## Start Given data

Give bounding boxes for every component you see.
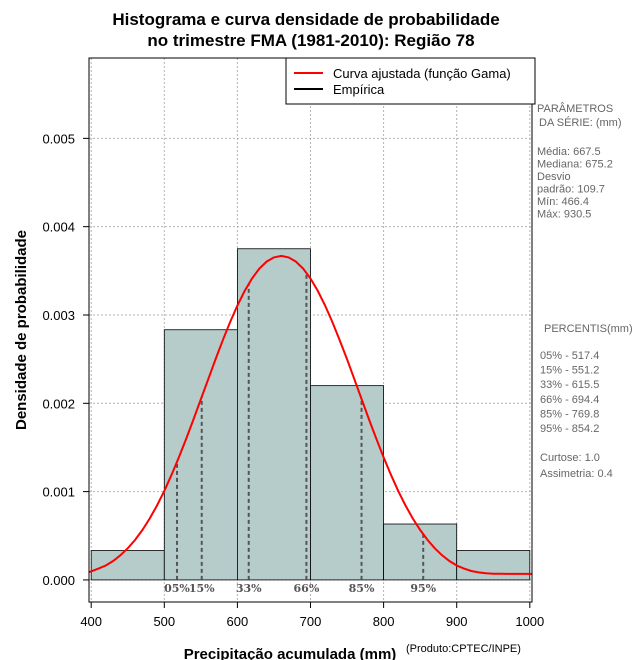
percentil-line-0: 05% - 517.4	[540, 350, 599, 362]
percentile-label-66%: 66%	[294, 582, 320, 595]
percentile-lines	[176, 273, 425, 580]
percentile-labels: 05%15% 33% 66% 85% 95%	[164, 582, 437, 595]
x-tick-label-6: 1000	[515, 614, 544, 629]
stats-list: Curtose: 1.0 Assimetria: 0.4	[540, 452, 613, 480]
histogram-bar-4	[383, 523, 458, 581]
side-panel: PARÂMETROS DA SÉRIE: (mm) Média: 667.5Me…	[537, 102, 633, 480]
x-tick-label-4: 800	[373, 614, 395, 629]
histogram-bar-1	[163, 329, 238, 581]
legend: Curva ajustada (função Gama) Empírica	[285, 57, 536, 105]
fitted-gamma-curve	[88, 254, 532, 575]
y-axis-label: Densidade de probabilidade	[13, 230, 30, 430]
x-tick-label-2: 600	[227, 614, 249, 629]
histogram-bars	[90, 248, 531, 581]
x-tick-label-5: 900	[446, 614, 468, 629]
chart-title: Histograma e curva densidade de probabil…	[112, 10, 499, 29]
x-axis-label: Precipitação acumulada (mm)	[184, 646, 397, 660]
x-tick-label-1: 500	[153, 614, 175, 629]
percentil-line-2: 33% - 615.5	[540, 379, 599, 391]
stat-line-0: Curtose: 1.0	[540, 452, 600, 464]
param-line-2: Desvio	[537, 171, 571, 183]
percentile-label-95%: 95%	[410, 582, 436, 595]
param-line-5: Máx: 930.5	[537, 209, 591, 221]
percentil-line-5: 95% - 854.2	[540, 423, 599, 435]
percentil-line-1: 15% - 551.2	[540, 365, 599, 377]
y-tick-label-0: 0.000	[42, 573, 75, 588]
y-tick-label-2: 0.002	[42, 396, 75, 411]
percentile-label-05%: 05%	[164, 582, 190, 595]
credit-label: (Produto:CPTEC/INPE)	[406, 643, 521, 655]
legend-box	[285, 57, 536, 105]
percentile-label-33%: 33%	[236, 582, 262, 595]
param-line-3: padrão: 109.7	[537, 184, 605, 196]
x-tick-label-3: 700	[300, 614, 322, 629]
params-heading-line-2: DA SÉRIE: (mm)	[539, 116, 622, 129]
percentile-label-85%: 85%	[349, 582, 375, 595]
legend-label-curve: Curva ajustada (função Gama)	[333, 66, 511, 81]
legend-label-empirical: Empírica	[333, 82, 385, 97]
param-line-4: Mín: 466.4	[537, 196, 589, 208]
percentis-list: 05% - 517.4 15% - 551.2 33% - 615.5 66% - 6…	[540, 350, 599, 435]
x-tick-label-0: 400	[80, 614, 102, 629]
chart-subtitle: no trimestre FMA (1981-2010): Região 78	[147, 31, 474, 50]
y-tick-label-3: 0.003	[42, 308, 75, 323]
param-line-1: Mediana: 675.2	[537, 159, 613, 171]
percentil-line-4: 85% - 769.8	[540, 408, 599, 420]
y-axis: 0.000 0.001 0.002 0.003 0.004 0.005	[42, 131, 89, 588]
y-tick-label-1: 0.001	[42, 485, 75, 500]
stat-line-1: Assimetria: 0.4	[540, 468, 613, 480]
histogram-bar-3	[310, 385, 385, 581]
percentil-line-3: 66% - 694.4	[540, 394, 599, 406]
x-axis: 400 500 600 700 800 900 1000	[80, 602, 544, 629]
params-heading-line-1: PARÂMETROS	[537, 102, 613, 115]
histogram-bar-5	[456, 550, 531, 581]
y-tick-label-5: 0.005	[42, 131, 75, 146]
param-line-0: Média: 667.5	[537, 146, 601, 158]
percentis-heading: PERCENTIS(mm)	[544, 323, 633, 335]
y-tick-label-4: 0.004	[42, 220, 75, 235]
histogram-bar-2	[236, 248, 311, 581]
percentile-label-15%: 15%	[189, 582, 215, 595]
histogram-bar-0	[90, 550, 165, 581]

## End Given data

Task: Copy out the data entries from the line containing "350, 599, 362]" through the line containing "523, 458, 581]", both included, with every line unchanged.

Answer to this exercise:
percentil-line-0: 05% - 517.4	[540, 350, 599, 362]
percentile-label-66%: 66%	[294, 582, 320, 595]
percentile-lines	[176, 273, 425, 580]
percentile-labels: 05%15% 33% 66% 85% 95%	[164, 582, 437, 595]
x-tick-label-6: 1000	[515, 614, 544, 629]
stats-list: Curtose: 1.0 Assimetria: 0.4	[540, 452, 613, 480]
histogram-bar-4	[383, 523, 458, 581]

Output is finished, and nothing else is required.